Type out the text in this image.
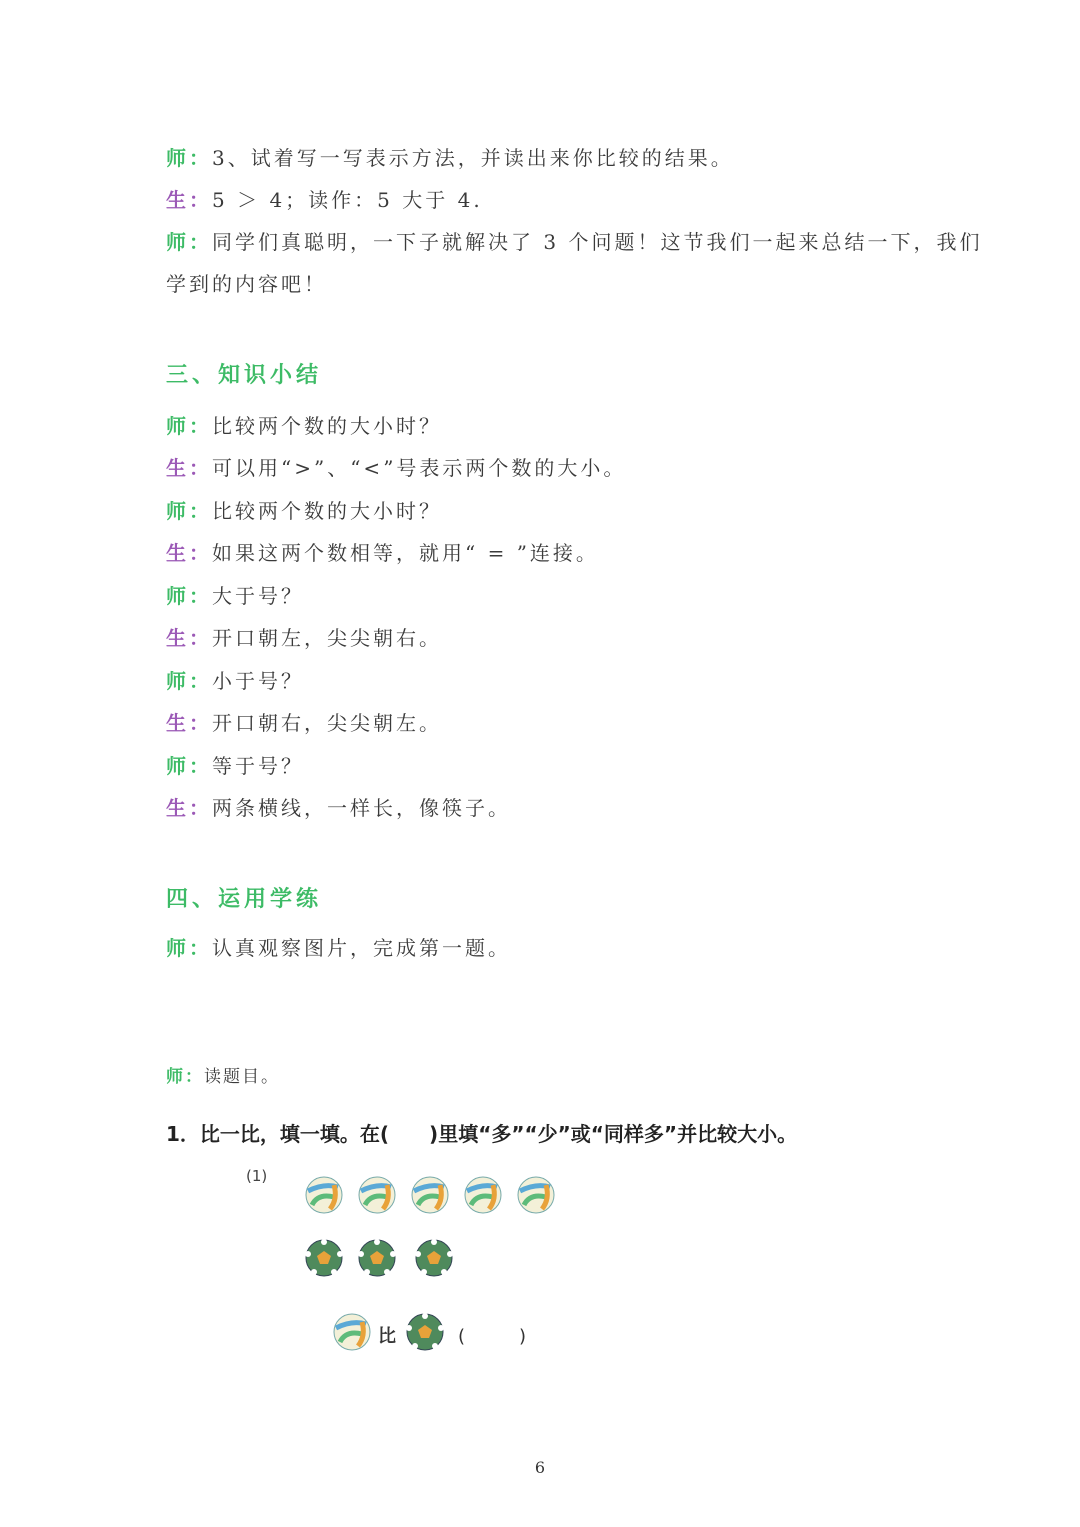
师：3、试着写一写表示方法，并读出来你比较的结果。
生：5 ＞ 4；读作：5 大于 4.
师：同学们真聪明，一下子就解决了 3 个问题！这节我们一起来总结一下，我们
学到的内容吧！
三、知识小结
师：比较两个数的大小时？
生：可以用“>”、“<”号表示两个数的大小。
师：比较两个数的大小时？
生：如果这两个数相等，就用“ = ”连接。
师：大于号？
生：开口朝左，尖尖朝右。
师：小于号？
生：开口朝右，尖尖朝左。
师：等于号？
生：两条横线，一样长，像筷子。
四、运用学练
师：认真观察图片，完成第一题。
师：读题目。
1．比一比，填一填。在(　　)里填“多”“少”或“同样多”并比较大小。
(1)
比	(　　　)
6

---

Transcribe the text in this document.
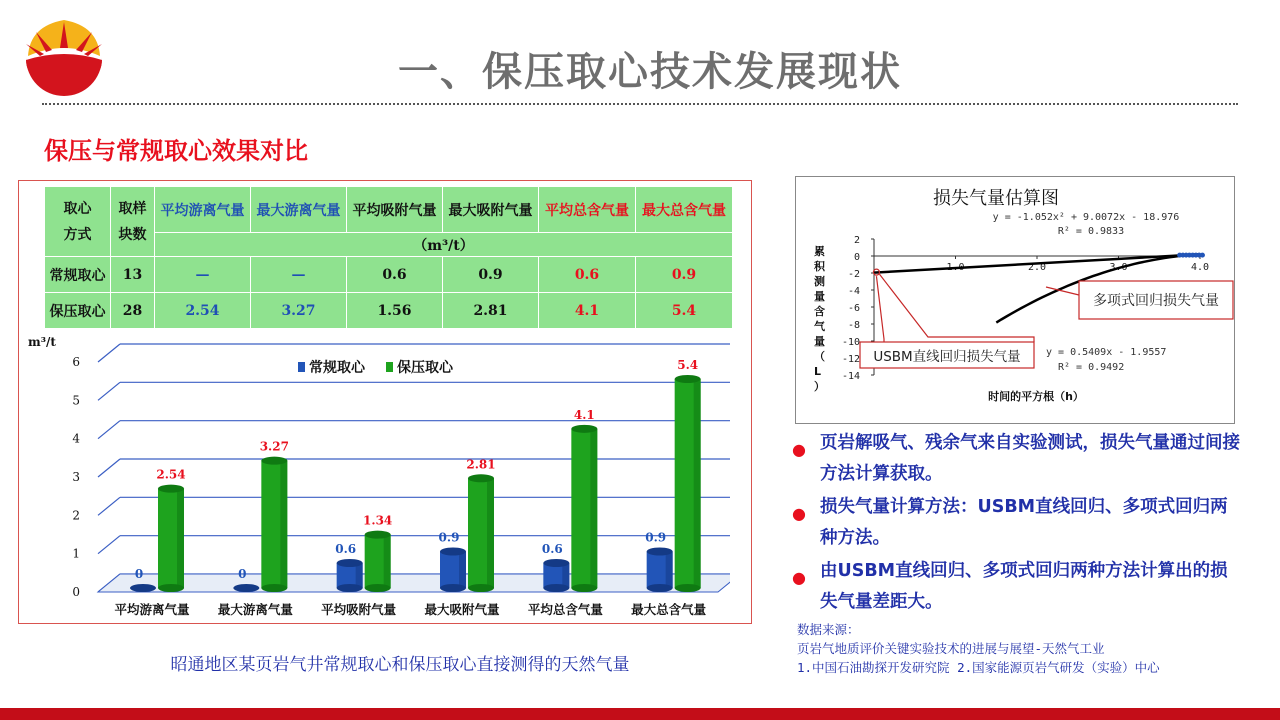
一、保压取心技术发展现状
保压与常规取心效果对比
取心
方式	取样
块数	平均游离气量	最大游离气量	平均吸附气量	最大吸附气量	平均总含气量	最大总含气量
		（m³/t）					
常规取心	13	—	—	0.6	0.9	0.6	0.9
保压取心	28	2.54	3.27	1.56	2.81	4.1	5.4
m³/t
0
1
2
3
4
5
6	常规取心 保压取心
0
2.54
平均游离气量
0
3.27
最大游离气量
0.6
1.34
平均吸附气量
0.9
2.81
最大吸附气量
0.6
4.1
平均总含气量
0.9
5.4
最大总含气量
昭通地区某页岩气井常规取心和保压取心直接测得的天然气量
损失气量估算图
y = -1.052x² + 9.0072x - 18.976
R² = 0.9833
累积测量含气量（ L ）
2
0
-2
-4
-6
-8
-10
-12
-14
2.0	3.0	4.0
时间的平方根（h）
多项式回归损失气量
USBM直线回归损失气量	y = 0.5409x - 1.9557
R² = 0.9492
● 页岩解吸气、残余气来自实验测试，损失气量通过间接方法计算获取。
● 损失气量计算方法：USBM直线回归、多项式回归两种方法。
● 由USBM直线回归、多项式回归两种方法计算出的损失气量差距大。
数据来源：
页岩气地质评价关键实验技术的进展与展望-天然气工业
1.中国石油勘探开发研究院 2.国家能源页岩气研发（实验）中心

### [Stated task]
Which lines hold the string "最大吸附气量"? List them all.

### [Exercise output]
块数	平均游离气量	最大游离气量	平均吸附气量	最大吸附气量	平均总含气量	最大总含气量
最大吸附气量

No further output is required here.